**WHAT IS NEEDED**
List, from the lines below, each one with "smoothing" in it.

**RECORDS FOR THE EXERCISE**
▼
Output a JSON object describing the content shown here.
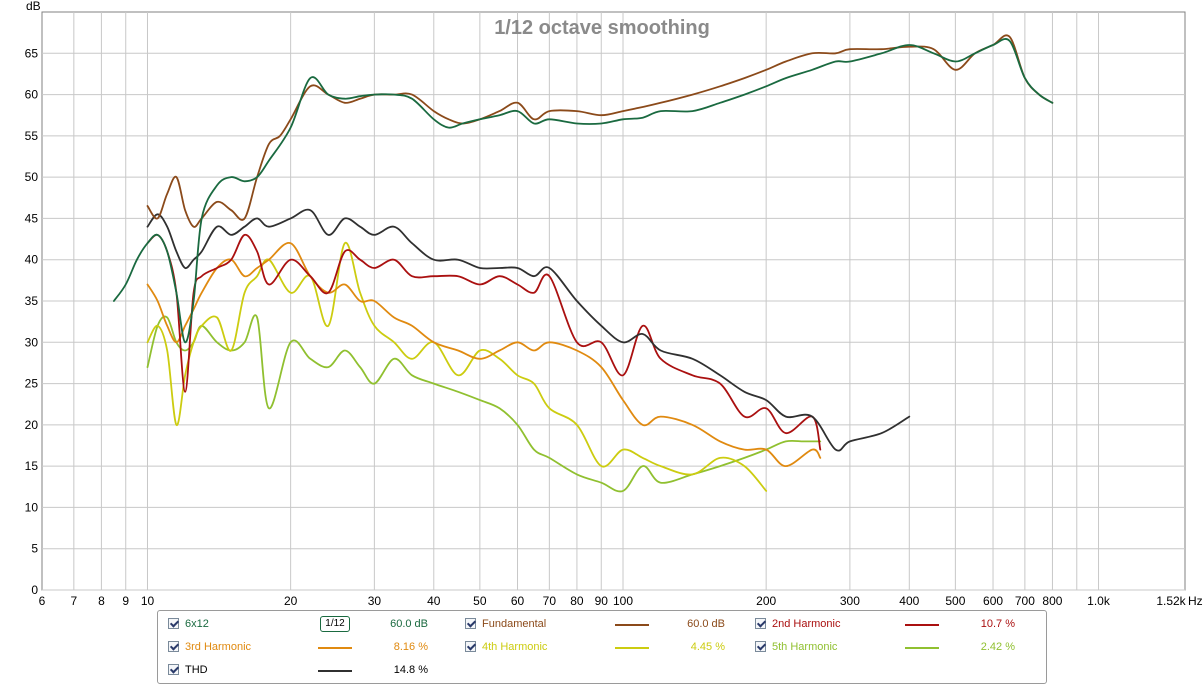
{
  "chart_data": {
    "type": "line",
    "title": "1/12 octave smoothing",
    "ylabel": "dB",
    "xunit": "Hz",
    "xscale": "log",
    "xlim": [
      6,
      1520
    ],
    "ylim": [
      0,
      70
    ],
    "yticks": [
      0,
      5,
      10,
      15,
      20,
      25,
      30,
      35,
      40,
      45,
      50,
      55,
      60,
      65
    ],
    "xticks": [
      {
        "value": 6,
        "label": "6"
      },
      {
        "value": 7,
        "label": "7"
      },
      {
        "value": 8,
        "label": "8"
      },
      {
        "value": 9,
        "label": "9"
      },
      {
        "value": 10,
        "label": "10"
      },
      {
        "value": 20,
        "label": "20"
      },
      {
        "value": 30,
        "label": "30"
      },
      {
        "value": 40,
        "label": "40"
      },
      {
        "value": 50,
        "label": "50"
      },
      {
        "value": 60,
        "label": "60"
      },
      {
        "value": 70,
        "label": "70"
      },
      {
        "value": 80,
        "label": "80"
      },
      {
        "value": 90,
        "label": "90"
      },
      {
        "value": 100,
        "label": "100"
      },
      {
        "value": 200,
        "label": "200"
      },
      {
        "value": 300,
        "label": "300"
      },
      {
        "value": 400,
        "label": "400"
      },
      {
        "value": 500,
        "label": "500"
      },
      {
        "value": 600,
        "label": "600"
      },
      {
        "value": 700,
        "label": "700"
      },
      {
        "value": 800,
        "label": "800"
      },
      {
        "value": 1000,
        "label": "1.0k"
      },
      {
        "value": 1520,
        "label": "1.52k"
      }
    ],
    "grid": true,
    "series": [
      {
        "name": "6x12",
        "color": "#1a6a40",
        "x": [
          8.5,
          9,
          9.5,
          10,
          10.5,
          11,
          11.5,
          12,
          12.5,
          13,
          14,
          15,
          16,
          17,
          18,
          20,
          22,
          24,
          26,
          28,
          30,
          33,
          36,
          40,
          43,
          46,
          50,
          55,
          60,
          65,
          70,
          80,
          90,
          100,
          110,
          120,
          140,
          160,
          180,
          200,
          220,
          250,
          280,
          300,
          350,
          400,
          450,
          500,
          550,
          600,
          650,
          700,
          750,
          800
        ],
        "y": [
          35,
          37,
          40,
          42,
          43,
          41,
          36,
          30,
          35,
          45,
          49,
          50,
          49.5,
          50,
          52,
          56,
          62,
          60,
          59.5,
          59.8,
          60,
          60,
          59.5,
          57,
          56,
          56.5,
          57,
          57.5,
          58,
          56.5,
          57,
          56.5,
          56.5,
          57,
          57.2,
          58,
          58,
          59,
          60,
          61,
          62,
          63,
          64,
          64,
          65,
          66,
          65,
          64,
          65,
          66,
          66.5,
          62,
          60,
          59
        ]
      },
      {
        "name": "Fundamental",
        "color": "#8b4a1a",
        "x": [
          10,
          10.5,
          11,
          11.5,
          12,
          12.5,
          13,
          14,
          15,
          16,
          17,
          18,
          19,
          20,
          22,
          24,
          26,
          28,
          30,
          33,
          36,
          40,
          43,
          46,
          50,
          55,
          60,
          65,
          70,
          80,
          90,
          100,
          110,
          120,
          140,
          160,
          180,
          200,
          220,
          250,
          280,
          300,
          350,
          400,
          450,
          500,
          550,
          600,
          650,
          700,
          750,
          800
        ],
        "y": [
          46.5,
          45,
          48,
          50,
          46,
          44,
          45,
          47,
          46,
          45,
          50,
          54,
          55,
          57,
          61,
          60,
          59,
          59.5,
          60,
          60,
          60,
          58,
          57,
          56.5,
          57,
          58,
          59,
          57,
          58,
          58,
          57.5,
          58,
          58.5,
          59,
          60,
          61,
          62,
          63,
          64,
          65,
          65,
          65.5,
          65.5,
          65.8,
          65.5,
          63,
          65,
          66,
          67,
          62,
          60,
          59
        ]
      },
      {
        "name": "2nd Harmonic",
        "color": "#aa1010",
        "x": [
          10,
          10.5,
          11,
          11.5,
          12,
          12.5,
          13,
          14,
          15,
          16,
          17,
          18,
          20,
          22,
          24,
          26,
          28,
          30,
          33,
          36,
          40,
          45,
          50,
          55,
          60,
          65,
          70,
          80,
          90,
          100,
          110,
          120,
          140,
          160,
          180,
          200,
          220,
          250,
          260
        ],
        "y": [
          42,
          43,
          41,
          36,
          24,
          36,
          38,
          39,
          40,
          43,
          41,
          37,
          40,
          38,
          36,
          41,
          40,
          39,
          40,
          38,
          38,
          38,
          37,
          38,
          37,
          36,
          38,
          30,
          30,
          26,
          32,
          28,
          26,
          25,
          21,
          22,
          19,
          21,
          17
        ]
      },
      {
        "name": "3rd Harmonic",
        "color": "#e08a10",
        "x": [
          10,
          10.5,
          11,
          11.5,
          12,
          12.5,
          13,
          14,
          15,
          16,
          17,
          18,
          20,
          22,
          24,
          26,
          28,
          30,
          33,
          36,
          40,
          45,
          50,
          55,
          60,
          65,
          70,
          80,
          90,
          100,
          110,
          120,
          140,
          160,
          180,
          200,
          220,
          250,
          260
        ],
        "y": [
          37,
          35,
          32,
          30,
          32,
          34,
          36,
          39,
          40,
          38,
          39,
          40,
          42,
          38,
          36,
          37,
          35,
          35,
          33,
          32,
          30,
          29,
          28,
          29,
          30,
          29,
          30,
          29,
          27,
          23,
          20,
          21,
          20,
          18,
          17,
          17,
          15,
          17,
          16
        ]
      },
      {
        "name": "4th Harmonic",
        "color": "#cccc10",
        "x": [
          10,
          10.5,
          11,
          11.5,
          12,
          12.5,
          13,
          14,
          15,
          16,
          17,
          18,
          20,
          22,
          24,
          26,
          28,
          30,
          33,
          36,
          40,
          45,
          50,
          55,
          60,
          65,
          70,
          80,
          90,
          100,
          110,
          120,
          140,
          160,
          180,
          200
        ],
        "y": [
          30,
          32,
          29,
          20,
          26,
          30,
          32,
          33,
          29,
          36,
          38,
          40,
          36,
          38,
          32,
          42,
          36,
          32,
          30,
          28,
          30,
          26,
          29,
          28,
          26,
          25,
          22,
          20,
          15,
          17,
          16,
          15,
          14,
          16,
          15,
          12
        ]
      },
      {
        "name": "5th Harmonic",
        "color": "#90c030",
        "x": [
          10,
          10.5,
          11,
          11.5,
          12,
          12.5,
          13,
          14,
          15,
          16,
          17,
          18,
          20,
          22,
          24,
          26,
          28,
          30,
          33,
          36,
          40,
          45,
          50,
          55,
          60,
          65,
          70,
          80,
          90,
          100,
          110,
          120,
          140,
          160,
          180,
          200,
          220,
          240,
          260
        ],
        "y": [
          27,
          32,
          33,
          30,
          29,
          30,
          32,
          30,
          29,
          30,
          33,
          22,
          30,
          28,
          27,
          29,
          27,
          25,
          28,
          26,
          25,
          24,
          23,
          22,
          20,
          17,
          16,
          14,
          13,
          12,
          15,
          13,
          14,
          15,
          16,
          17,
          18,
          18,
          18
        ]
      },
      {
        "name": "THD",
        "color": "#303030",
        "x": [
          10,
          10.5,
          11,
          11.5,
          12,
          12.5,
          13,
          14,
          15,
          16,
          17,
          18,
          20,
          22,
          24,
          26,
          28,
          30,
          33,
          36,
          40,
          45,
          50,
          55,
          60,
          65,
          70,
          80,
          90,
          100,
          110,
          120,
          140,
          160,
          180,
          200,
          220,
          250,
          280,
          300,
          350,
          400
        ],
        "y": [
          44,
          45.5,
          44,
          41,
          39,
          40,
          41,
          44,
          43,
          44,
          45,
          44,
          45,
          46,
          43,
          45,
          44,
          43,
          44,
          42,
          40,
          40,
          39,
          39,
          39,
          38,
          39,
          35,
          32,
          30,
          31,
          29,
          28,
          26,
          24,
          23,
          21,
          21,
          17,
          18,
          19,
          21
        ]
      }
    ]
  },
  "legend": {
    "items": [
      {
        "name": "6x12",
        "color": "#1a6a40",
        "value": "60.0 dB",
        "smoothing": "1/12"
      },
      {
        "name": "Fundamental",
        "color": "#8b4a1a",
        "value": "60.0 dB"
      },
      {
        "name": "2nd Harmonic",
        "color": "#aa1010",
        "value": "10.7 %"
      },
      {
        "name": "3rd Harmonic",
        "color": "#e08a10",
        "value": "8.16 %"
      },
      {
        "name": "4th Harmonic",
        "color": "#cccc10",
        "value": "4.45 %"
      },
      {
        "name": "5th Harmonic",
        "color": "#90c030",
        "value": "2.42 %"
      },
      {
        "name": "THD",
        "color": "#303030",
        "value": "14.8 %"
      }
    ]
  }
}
▲
**EXERCISE RESULT**
    "title": "1/12 octave smoothing",
        "smoothing": "1/12"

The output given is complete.